Hunt for the word "activities" across the entries below, copying each line that holds it.

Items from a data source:
============================================================

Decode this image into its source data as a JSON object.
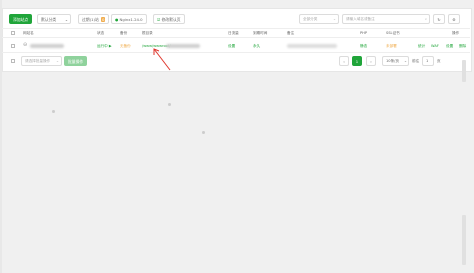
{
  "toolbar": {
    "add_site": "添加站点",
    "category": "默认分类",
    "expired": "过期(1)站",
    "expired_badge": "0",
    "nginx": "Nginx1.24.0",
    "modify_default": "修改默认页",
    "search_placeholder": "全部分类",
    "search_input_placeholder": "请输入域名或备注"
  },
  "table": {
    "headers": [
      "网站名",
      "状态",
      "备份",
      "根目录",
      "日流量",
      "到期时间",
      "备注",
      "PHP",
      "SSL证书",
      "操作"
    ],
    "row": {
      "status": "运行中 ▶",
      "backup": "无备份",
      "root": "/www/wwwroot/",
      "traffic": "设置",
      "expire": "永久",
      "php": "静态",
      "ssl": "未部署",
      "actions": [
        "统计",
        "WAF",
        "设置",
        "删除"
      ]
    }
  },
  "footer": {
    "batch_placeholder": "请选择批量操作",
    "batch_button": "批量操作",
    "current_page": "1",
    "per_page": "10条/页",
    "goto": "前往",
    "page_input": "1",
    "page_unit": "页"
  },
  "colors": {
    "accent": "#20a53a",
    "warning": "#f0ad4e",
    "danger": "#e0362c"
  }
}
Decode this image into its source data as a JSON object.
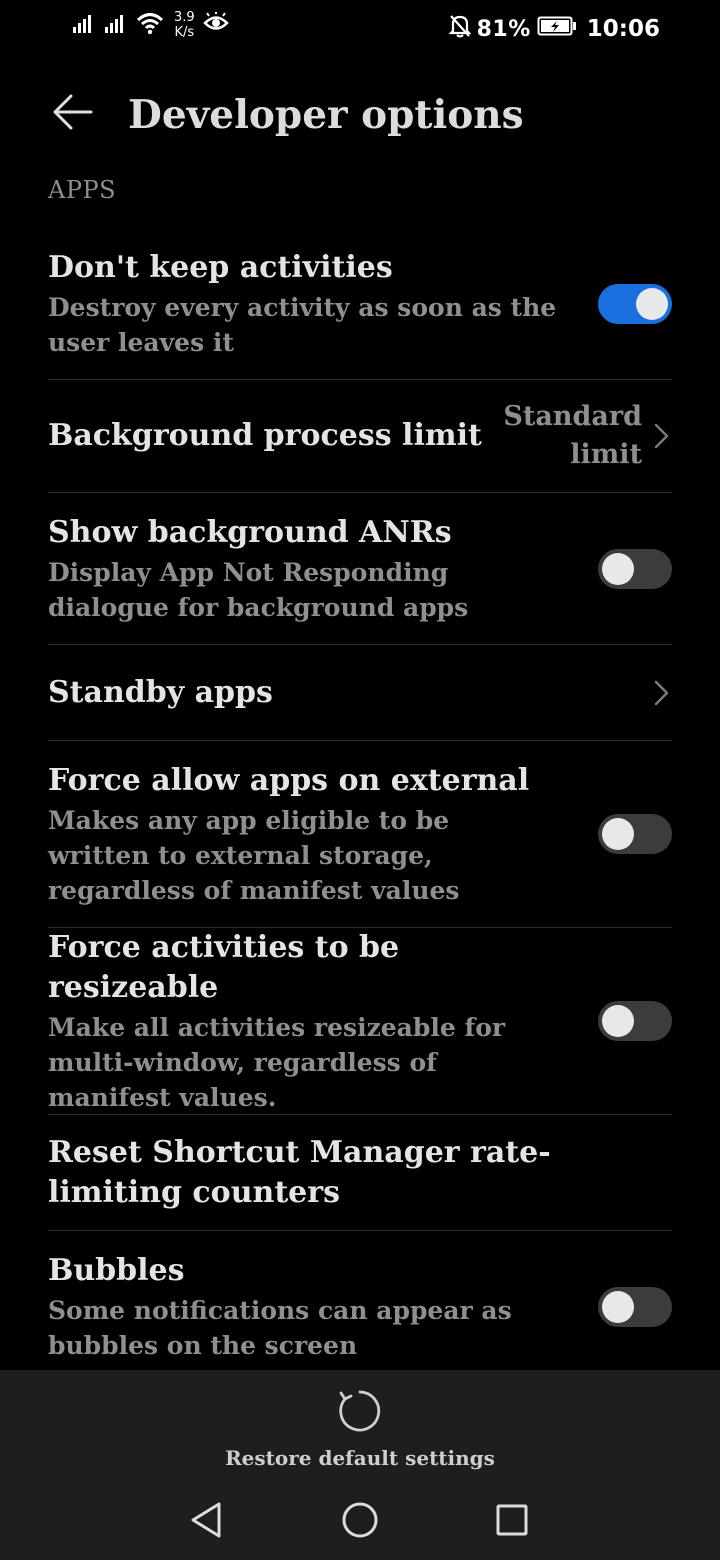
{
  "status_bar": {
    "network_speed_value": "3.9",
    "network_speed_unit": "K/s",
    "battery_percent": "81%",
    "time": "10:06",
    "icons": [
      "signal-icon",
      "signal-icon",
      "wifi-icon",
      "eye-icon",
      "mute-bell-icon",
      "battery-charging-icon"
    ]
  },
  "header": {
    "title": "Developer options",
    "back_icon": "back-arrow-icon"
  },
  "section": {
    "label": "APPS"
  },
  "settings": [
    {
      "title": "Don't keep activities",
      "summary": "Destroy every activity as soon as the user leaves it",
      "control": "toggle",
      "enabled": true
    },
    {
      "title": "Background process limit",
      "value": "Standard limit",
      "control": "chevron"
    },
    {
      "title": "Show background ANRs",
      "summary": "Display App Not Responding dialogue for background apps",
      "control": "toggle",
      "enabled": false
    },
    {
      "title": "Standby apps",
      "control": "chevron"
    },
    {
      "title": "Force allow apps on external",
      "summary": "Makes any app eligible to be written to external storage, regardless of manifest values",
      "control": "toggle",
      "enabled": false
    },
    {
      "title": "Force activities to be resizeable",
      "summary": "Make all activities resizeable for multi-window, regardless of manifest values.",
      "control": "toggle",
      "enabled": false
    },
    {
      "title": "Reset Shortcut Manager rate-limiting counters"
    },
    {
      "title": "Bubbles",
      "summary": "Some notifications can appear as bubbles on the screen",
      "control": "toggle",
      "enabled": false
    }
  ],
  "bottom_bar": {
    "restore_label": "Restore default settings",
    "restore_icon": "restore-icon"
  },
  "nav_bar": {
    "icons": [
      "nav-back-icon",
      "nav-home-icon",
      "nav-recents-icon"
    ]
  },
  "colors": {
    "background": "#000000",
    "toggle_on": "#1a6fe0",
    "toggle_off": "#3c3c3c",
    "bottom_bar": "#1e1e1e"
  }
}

============================================================

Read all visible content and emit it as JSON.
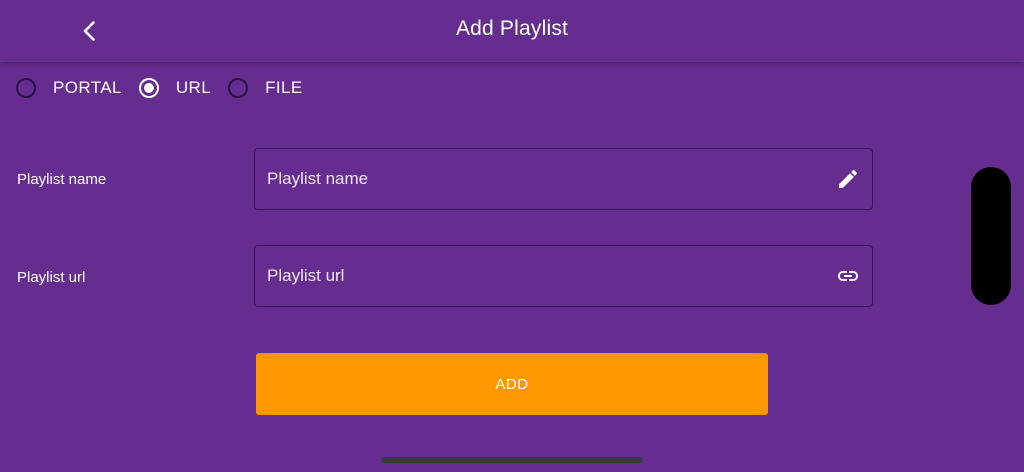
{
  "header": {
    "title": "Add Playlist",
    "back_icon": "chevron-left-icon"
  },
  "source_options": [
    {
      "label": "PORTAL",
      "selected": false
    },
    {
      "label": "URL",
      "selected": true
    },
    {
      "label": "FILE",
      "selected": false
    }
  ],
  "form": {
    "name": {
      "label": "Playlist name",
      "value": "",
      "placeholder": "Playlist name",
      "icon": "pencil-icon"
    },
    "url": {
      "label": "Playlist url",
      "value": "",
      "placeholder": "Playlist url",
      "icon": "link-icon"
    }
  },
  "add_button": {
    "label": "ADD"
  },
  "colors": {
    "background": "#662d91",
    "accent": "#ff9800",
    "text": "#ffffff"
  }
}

============================================================

» Answer to this task:
      "title": "Don't keep activities",
      "title": "Force activities to be resizeable",
      "summary": "Make all activities resizeable for multi-window, regardless of manifest values.",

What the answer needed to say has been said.